● Work required
Exclude all pictures, then copy each of the records exactly as written.

● Data for this exercise
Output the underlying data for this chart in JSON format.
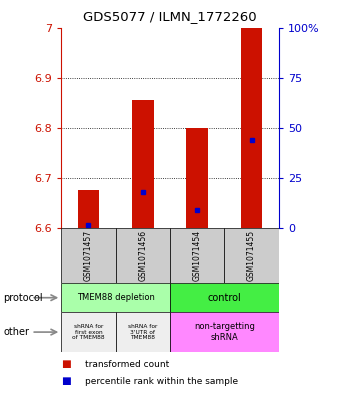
{
  "title": "GDS5077 / ILMN_1772260",
  "samples": [
    "GSM1071457",
    "GSM1071456",
    "GSM1071454",
    "GSM1071455"
  ],
  "red_bar_bottom": 6.6,
  "red_bar_tops": [
    6.675,
    6.855,
    6.8,
    7.0
  ],
  "blue_marker_values": [
    6.605,
    6.672,
    6.635,
    6.775
  ],
  "ylim_left": [
    6.6,
    7.0
  ],
  "ylim_right": [
    0,
    100
  ],
  "yticks_left": [
    6.6,
    6.7,
    6.8,
    6.9,
    7.0
  ],
  "ytick_labels_left": [
    "6.6",
    "6.7",
    "6.8",
    "6.9",
    "7"
  ],
  "yticks_right": [
    0,
    25,
    50,
    75,
    100
  ],
  "ytick_labels_right": [
    "0",
    "25",
    "50",
    "75",
    "100%"
  ],
  "bar_width": 0.4,
  "bar_color": "#CC1100",
  "marker_color": "#0000CC",
  "protocol_label1": "TMEM88 depletion",
  "protocol_color1": "#aaffaa",
  "protocol_label2": "control",
  "protocol_color2": "#44ee44",
  "other_label1": "shRNA for\nfirst exon\nof TMEM88",
  "other_label2": "shRNA for\n3'UTR of\nTMEM88",
  "other_label3": "non-targetting\nshRNA",
  "other_color12": "#eeeeee",
  "other_color3": "#ff88ff",
  "sample_bg": "#cccccc",
  "legend_red": "transformed count",
  "legend_blue": "percentile rank within the sample"
}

● Final answer
Output the underlying data for this chart in JSON format.
{
  "title": "GDS5077 / ILMN_1772260",
  "samples": [
    "GSM1071457",
    "GSM1071456",
    "GSM1071454",
    "GSM1071455"
  ],
  "red_bar_bottom": 6.6,
  "red_bar_tops": [
    6.675,
    6.855,
    6.8,
    7.0
  ],
  "blue_marker_values": [
    6.605,
    6.672,
    6.635,
    6.775
  ],
  "ylim_left": [
    6.6,
    7.0
  ],
  "ylim_right": [
    0,
    100
  ],
  "yticks_left": [
    6.6,
    6.7,
    6.8,
    6.9,
    7.0
  ],
  "ytick_labels_left": [
    "6.6",
    "6.7",
    "6.8",
    "6.9",
    "7"
  ],
  "yticks_right": [
    0,
    25,
    50,
    75,
    100
  ],
  "ytick_labels_right": [
    "0",
    "25",
    "50",
    "75",
    "100%"
  ],
  "bar_width": 0.4,
  "bar_color": "#CC1100",
  "marker_color": "#0000CC",
  "protocol_label1": "TMEM88 depletion",
  "protocol_color1": "#aaffaa",
  "protocol_label2": "control",
  "protocol_color2": "#44ee44",
  "other_label1": "shRNA for\nfirst exon\nof TMEM88",
  "other_label2": "shRNA for\n3'UTR of\nTMEM88",
  "other_label3": "non-targetting\nshRNA",
  "other_color12": "#eeeeee",
  "other_color3": "#ff88ff",
  "sample_bg": "#cccccc",
  "legend_red": "transformed count",
  "legend_blue": "percentile rank within the sample"
}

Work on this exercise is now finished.